Records provided:
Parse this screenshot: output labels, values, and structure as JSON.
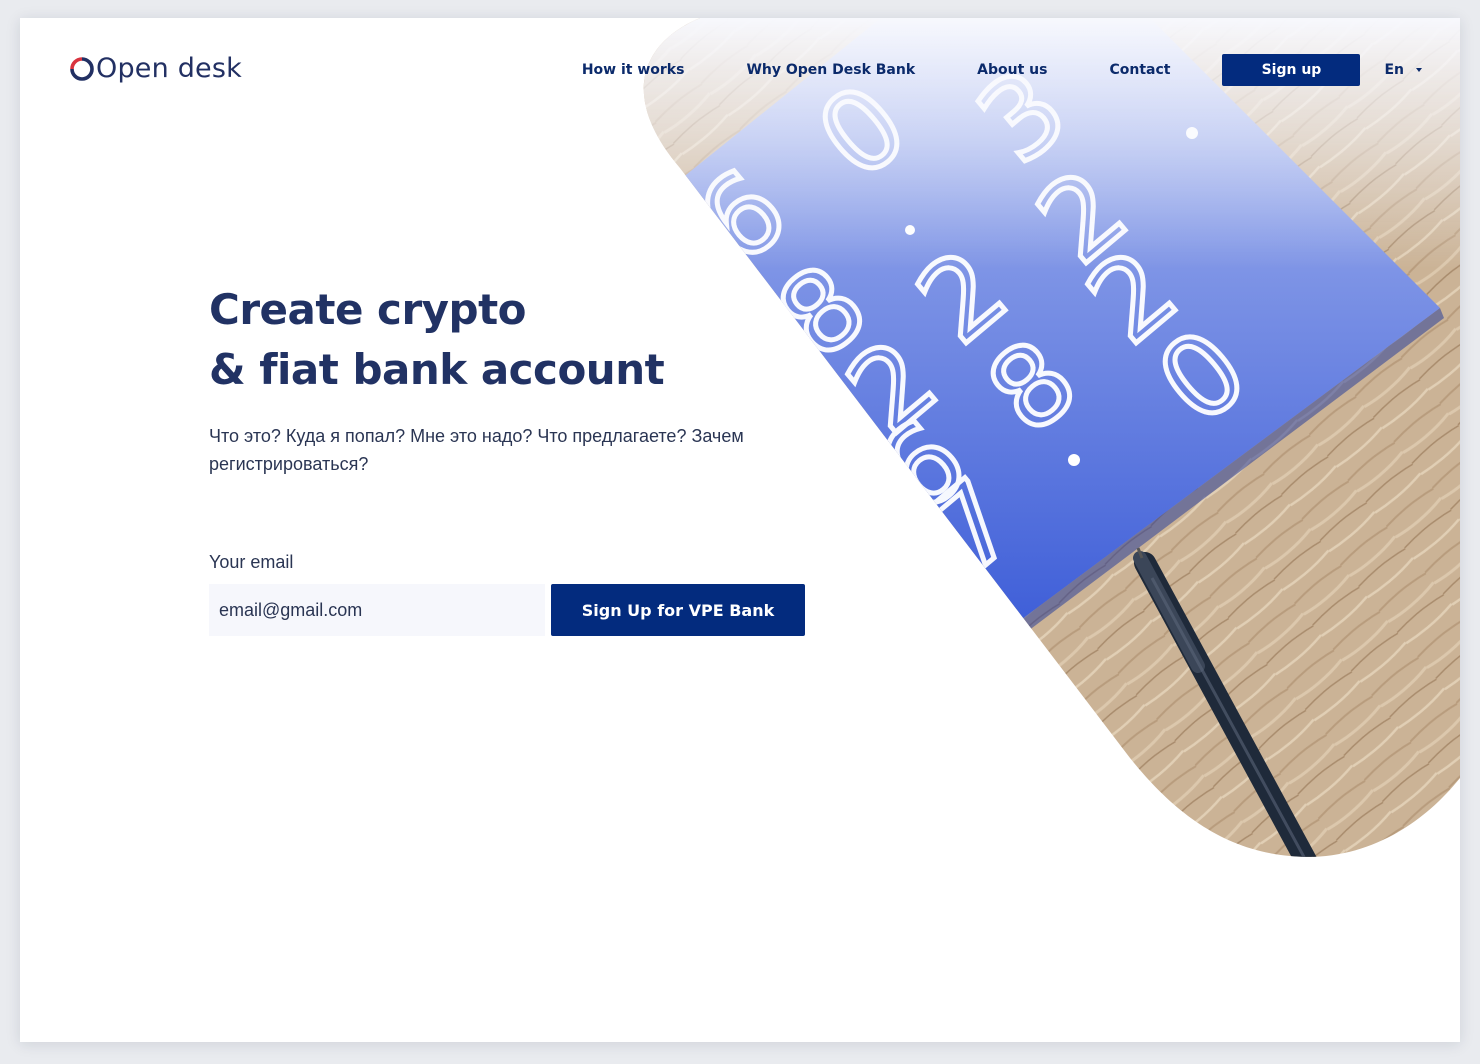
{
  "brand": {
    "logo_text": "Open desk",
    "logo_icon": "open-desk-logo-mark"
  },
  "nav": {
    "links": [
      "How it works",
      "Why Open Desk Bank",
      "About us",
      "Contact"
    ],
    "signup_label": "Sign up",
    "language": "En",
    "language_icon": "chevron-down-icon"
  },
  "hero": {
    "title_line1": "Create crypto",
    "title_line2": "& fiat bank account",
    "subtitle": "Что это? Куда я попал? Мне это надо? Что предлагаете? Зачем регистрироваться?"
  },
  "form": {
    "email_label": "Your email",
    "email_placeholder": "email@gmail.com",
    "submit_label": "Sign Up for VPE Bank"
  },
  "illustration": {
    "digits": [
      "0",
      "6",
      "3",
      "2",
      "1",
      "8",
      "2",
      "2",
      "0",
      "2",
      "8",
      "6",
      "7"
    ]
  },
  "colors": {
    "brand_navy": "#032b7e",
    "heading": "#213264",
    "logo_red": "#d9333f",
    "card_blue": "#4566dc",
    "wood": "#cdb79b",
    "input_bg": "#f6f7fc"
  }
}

Set problem:
Leave out the pictures and copy everything else in the records word for word.

Reply to the task:
Parse this screenshot: output labels, values, and structure as JSON.
{
  "brand": {
    "logo_text": "Open desk",
    "logo_icon": "open-desk-logo-mark"
  },
  "nav": {
    "links": [
      "How it works",
      "Why Open Desk Bank",
      "About us",
      "Contact"
    ],
    "signup_label": "Sign up",
    "language": "En",
    "language_icon": "chevron-down-icon"
  },
  "hero": {
    "title_line1": "Create crypto",
    "title_line2": "& fiat bank account",
    "subtitle": "Что это? Куда я попал? Мне это надо? Что предлагаете? Зачем регистрироваться?"
  },
  "form": {
    "email_label": "Your email",
    "email_placeholder": "email@gmail.com",
    "submit_label": "Sign Up for VPE Bank"
  },
  "illustration": {
    "digits": [
      "0",
      "6",
      "3",
      "2",
      "1",
      "8",
      "2",
      "2",
      "0",
      "2",
      "8",
      "6",
      "7"
    ]
  },
  "colors": {
    "brand_navy": "#032b7e",
    "heading": "#213264",
    "logo_red": "#d9333f",
    "card_blue": "#4566dc",
    "wood": "#cdb79b",
    "input_bg": "#f6f7fc"
  }
}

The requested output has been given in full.